What to produce = Copy each line in which the string "SECURITY" occurs.

******

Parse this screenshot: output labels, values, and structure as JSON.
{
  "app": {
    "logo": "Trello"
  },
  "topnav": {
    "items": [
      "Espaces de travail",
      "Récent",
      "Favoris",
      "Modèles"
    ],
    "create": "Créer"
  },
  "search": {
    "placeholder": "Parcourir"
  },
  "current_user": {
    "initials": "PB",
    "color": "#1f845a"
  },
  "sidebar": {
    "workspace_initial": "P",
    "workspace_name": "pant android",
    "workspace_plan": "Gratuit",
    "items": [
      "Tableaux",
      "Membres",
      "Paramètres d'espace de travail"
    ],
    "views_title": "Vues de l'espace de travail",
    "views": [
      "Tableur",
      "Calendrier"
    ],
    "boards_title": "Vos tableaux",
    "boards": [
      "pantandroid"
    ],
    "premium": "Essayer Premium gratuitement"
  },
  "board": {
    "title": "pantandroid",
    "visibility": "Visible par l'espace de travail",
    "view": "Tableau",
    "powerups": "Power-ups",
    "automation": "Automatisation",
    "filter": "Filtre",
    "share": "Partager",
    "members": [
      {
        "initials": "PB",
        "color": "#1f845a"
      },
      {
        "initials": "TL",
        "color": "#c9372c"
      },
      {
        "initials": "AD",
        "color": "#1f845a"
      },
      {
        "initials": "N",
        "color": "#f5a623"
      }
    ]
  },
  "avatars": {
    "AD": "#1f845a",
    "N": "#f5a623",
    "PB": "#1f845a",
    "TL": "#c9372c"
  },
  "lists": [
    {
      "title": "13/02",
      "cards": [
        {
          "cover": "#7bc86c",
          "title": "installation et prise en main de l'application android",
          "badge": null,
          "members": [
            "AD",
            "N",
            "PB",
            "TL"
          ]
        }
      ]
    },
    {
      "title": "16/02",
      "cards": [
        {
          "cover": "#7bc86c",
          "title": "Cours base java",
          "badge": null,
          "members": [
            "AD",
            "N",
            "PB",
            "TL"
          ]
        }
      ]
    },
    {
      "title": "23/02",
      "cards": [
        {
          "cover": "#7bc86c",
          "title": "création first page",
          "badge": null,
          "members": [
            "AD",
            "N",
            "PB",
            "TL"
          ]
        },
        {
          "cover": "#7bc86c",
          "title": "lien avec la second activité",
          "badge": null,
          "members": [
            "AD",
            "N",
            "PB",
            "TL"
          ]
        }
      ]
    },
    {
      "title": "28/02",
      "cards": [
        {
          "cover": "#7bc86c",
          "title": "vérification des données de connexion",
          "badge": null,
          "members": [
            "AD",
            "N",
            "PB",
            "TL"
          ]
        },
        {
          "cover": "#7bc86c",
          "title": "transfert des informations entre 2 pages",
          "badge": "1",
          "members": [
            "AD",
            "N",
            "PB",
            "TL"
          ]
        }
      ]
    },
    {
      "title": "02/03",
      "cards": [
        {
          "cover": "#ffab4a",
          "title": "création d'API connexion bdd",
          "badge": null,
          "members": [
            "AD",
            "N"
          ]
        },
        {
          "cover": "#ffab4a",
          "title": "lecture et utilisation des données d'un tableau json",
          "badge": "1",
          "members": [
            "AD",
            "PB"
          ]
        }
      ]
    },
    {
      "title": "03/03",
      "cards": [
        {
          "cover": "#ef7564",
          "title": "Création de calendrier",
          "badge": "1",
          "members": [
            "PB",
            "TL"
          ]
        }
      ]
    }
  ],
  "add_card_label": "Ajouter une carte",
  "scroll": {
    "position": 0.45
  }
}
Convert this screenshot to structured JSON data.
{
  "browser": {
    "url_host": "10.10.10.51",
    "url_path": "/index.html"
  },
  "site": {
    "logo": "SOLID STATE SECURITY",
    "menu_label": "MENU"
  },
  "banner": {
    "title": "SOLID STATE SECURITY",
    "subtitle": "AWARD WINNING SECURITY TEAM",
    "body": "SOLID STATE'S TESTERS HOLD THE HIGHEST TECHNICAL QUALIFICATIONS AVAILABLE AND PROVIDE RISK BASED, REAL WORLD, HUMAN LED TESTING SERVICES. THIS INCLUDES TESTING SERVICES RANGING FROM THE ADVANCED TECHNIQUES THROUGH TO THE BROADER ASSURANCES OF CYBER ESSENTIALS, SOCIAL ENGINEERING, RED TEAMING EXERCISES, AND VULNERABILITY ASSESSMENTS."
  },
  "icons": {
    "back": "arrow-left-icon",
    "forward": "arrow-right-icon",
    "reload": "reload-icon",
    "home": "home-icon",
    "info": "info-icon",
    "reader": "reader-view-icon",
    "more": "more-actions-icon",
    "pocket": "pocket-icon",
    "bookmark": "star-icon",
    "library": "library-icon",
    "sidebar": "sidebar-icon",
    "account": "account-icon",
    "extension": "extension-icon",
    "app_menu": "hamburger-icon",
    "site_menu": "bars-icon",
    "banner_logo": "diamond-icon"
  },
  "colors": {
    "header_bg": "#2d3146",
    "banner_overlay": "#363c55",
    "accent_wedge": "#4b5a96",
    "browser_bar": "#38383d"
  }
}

******

Task answer =
    "logo": "SOLID STATE SECURITY",
    "title": "SOLID STATE SECURITY",
    "subtitle": "AWARD WINNING SECURITY TEAM",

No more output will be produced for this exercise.